◆ Task description: Rewrite the rows below with every "Wet" changed to "Rainy", leaving everything else the same.

** START **

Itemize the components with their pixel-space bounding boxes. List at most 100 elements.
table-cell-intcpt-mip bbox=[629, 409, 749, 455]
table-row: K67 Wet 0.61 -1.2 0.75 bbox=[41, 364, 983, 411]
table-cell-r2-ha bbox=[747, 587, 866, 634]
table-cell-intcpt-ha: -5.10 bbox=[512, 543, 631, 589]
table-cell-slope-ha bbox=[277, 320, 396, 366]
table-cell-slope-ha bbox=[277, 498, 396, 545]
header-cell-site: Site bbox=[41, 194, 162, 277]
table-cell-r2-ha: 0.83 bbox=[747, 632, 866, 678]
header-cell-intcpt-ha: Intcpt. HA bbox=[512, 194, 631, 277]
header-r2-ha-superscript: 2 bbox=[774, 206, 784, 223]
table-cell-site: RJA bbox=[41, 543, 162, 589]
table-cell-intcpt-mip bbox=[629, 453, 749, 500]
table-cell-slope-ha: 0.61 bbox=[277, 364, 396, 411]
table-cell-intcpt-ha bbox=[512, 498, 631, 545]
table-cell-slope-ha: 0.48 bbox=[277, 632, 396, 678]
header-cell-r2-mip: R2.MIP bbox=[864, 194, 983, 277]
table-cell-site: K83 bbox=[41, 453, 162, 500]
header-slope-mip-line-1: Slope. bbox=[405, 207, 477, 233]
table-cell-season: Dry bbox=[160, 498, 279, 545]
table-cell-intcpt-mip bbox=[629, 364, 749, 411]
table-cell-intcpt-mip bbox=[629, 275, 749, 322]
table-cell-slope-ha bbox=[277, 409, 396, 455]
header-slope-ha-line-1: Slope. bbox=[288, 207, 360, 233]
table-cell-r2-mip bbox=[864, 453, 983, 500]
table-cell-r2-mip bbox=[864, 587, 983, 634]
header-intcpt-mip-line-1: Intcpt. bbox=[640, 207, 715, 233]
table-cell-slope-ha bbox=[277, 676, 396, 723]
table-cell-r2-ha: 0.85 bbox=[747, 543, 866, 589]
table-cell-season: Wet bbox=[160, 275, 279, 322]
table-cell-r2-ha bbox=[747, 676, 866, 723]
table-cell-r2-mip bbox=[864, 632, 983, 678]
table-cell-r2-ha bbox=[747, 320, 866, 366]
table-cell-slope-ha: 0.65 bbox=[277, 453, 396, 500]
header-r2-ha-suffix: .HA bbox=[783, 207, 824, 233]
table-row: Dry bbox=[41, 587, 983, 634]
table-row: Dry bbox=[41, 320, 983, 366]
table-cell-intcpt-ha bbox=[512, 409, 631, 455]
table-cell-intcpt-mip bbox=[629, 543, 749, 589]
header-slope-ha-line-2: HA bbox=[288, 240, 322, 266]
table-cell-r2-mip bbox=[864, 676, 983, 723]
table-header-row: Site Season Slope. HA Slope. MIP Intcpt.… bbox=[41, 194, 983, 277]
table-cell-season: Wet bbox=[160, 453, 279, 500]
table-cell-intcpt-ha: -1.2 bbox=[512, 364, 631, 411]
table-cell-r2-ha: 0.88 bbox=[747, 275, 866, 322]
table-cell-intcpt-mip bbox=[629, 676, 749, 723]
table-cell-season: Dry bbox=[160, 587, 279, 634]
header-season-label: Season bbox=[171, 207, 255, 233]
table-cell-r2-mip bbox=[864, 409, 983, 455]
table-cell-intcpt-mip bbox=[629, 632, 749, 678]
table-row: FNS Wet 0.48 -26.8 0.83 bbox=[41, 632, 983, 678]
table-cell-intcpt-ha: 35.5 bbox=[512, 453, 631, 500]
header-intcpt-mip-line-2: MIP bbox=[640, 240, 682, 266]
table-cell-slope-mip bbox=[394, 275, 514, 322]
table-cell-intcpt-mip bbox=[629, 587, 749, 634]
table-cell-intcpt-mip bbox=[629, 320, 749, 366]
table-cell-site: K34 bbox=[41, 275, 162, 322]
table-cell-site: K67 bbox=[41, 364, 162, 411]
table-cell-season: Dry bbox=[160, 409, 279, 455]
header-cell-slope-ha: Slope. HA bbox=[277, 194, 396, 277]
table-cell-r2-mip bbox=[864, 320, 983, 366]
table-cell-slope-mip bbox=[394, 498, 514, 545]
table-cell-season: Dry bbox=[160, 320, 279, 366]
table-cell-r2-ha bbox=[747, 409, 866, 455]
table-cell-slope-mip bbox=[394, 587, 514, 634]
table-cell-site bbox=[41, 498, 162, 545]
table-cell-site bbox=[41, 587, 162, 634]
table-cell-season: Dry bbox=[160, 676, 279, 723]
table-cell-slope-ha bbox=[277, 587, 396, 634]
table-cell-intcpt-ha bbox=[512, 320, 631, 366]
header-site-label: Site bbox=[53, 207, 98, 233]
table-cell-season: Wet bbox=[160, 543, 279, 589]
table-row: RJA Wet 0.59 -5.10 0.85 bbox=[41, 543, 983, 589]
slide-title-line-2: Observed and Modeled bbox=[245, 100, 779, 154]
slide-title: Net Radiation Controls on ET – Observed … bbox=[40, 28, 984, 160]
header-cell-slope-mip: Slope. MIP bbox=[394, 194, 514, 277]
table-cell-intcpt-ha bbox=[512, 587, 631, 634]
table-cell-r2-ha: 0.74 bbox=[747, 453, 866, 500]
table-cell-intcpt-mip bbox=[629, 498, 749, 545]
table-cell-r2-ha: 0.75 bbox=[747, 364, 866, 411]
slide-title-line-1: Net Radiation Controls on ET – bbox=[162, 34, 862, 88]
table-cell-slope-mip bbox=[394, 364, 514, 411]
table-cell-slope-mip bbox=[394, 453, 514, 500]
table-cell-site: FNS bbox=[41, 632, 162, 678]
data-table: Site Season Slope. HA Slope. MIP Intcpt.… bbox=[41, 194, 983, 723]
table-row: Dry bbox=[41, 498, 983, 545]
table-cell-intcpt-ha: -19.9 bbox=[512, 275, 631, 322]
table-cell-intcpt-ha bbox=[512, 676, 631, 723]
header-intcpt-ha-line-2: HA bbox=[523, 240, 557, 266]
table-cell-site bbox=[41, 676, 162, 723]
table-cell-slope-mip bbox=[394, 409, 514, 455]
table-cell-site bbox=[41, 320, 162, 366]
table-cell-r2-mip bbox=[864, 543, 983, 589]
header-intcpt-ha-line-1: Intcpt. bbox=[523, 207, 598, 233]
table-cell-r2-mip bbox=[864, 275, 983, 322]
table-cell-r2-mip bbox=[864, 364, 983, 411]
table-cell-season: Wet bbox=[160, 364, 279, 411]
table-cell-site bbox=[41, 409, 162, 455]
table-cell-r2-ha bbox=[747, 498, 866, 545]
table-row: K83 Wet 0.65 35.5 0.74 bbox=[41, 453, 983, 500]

** END **

◆ Response:
Itemize the components with their pixel-space bounding boxes. List at most 100 elements.
table-cell-intcpt-mip bbox=[629, 409, 749, 455]
table-row: K67 Rainy 0.61 -1.2 0.75 bbox=[41, 364, 983, 411]
table-cell-r2-ha bbox=[747, 587, 866, 634]
table-cell-intcpt-ha: -5.10 bbox=[512, 543, 631, 589]
table-cell-slope-ha bbox=[277, 320, 396, 366]
table-cell-slope-ha bbox=[277, 498, 396, 545]
header-cell-site: Site bbox=[41, 194, 162, 277]
table-cell-r2-ha: 0.83 bbox=[747, 632, 866, 678]
header-cell-intcpt-ha: Intcpt. HA bbox=[512, 194, 631, 277]
header-r2-ha-superscript: 2 bbox=[774, 206, 784, 223]
table-cell-site: RJA bbox=[41, 543, 162, 589]
table-cell-intcpt-mip bbox=[629, 453, 749, 500]
table-cell-slope-ha: 0.61 bbox=[277, 364, 396, 411]
table-cell-intcpt-ha bbox=[512, 498, 631, 545]
table-cell-slope-ha: 0.48 bbox=[277, 632, 396, 678]
header-cell-r2-mip: R2.MIP bbox=[864, 194, 983, 277]
table-cell-site: K83 bbox=[41, 453, 162, 500]
header-slope-mip-line-1: Slope. bbox=[405, 207, 477, 233]
table-cell-season: Dry bbox=[160, 498, 279, 545]
table-cell-intcpt-mip bbox=[629, 364, 749, 411]
table-cell-intcpt-mip bbox=[629, 275, 749, 322]
table-cell-slope-ha bbox=[277, 409, 396, 455]
header-slope-ha-line-1: Slope. bbox=[288, 207, 360, 233]
table-cell-r2-mip bbox=[864, 453, 983, 500]
table-cell-r2-mip bbox=[864, 587, 983, 634]
header-intcpt-mip-line-1: Intcpt. bbox=[640, 207, 715, 233]
table-cell-slope-ha bbox=[277, 676, 396, 723]
table-cell-r2-ha: 0.85 bbox=[747, 543, 866, 589]
table-cell-season: Rainy bbox=[160, 275, 279, 322]
table-cell-r2-ha bbox=[747, 676, 866, 723]
table-cell-r2-mip bbox=[864, 632, 983, 678]
table-cell-r2-ha bbox=[747, 320, 866, 366]
table-cell-slope-ha: 0.65 bbox=[277, 453, 396, 500]
header-r2-ha-suffix: .HA bbox=[783, 207, 824, 233]
table-row: Dry bbox=[41, 587, 983, 634]
table-row: Dry bbox=[41, 320, 983, 366]
table-cell-intcpt-ha bbox=[512, 409, 631, 455]
table-cell-intcpt-mip bbox=[629, 543, 749, 589]
header-slope-ha-line-2: HA bbox=[288, 240, 322, 266]
table-cell-r2-mip bbox=[864, 676, 983, 723]
table-header-row: Site Season Slope. HA Slope. MIP Intcpt.… bbox=[41, 194, 983, 277]
table-cell-season: Rainy bbox=[160, 453, 279, 500]
table-cell-intcpt-ha: -1.2 bbox=[512, 364, 631, 411]
table-cell-r2-ha: 0.88 bbox=[747, 275, 866, 322]
table-cell-intcpt-mip bbox=[629, 676, 749, 723]
table-cell-season: Dry bbox=[160, 587, 279, 634]
header-season-label: Season bbox=[171, 207, 255, 233]
table-cell-r2-mip bbox=[864, 409, 983, 455]
table-cell-intcpt-mip bbox=[629, 632, 749, 678]
table-row: FNS Rainy 0.48 -26.8 0.83 bbox=[41, 632, 983, 678]
table-cell-intcpt-ha: 35.5 bbox=[512, 453, 631, 500]
header-intcpt-mip-line-2: MIP bbox=[640, 240, 682, 266]
table-cell-slope-mip bbox=[394, 275, 514, 322]
table-cell-intcpt-mip bbox=[629, 587, 749, 634]
table-cell-intcpt-mip bbox=[629, 320, 749, 366]
table-cell-site: K34 bbox=[41, 275, 162, 322]
table-cell-site: K67 bbox=[41, 364, 162, 411]
table-cell-season: Dry bbox=[160, 409, 279, 455]
header-cell-slope-ha: Slope. HA bbox=[277, 194, 396, 277]
table-cell-r2-mip bbox=[864, 320, 983, 366]
table-cell-slope-mip bbox=[394, 498, 514, 545]
table-cell-season: Dry bbox=[160, 320, 279, 366]
table-cell-r2-ha bbox=[747, 409, 866, 455]
table-cell-slope-mip bbox=[394, 587, 514, 634]
table-cell-site bbox=[41, 498, 162, 545]
table-cell-site bbox=[41, 587, 162, 634]
table-cell-season: Dry bbox=[160, 676, 279, 723]
table-cell-slope-ha bbox=[277, 587, 396, 634]
table-cell-intcpt-ha bbox=[512, 320, 631, 366]
header-site-label: Site bbox=[53, 207, 98, 233]
table-cell-season: Rainy bbox=[160, 543, 279, 589]
table-row: RJA Rainy 0.59 -5.10 0.85 bbox=[41, 543, 983, 589]
slide-title-line-2: Observed and Modeled bbox=[245, 100, 779, 154]
slide-title: Net Radiation Controls on ET – Observed … bbox=[40, 28, 984, 160]
header-cell-slope-mip: Slope. MIP bbox=[394, 194, 514, 277]
table-cell-intcpt-ha bbox=[512, 587, 631, 634]
table-cell-r2-ha: 0.74 bbox=[747, 453, 866, 500]
table-cell-intcpt-mip bbox=[629, 498, 749, 545]
table-cell-r2-ha: 0.75 bbox=[747, 364, 866, 411]
slide-title-line-1: Net Radiation Controls on ET – bbox=[162, 34, 862, 88]
table-cell-slope-mip bbox=[394, 364, 514, 411]
table-cell-slope-mip bbox=[394, 453, 514, 500]
table-cell-site: FNS bbox=[41, 632, 162, 678]
data-table: Site Season Slope. HA Slope. MIP Intcpt.… bbox=[41, 194, 983, 723]
table-row: Dry bbox=[41, 498, 983, 545]
table-cell-intcpt-ha: -19.9 bbox=[512, 275, 631, 322]
table-cell-intcpt-ha bbox=[512, 676, 631, 723]
header-intcpt-ha-line-2: HA bbox=[523, 240, 557, 266]
table-cell-site bbox=[41, 676, 162, 723]
table-cell-slope-mip bbox=[394, 409, 514, 455]
table-cell-site bbox=[41, 320, 162, 366]
table-cell-r2-mip bbox=[864, 543, 983, 589]
header-intcpt-ha-line-1: Intcpt. bbox=[523, 207, 598, 233]
table-cell-r2-mip bbox=[864, 275, 983, 322]
table-cell-r2-mip bbox=[864, 364, 983, 411]
table-cell-season: Rainy bbox=[160, 364, 279, 411]
table-cell-site bbox=[41, 409, 162, 455]
table-cell-r2-ha bbox=[747, 498, 866, 545]
table-row: K83 Rainy 0.65 35.5 0.74 bbox=[41, 453, 983, 500]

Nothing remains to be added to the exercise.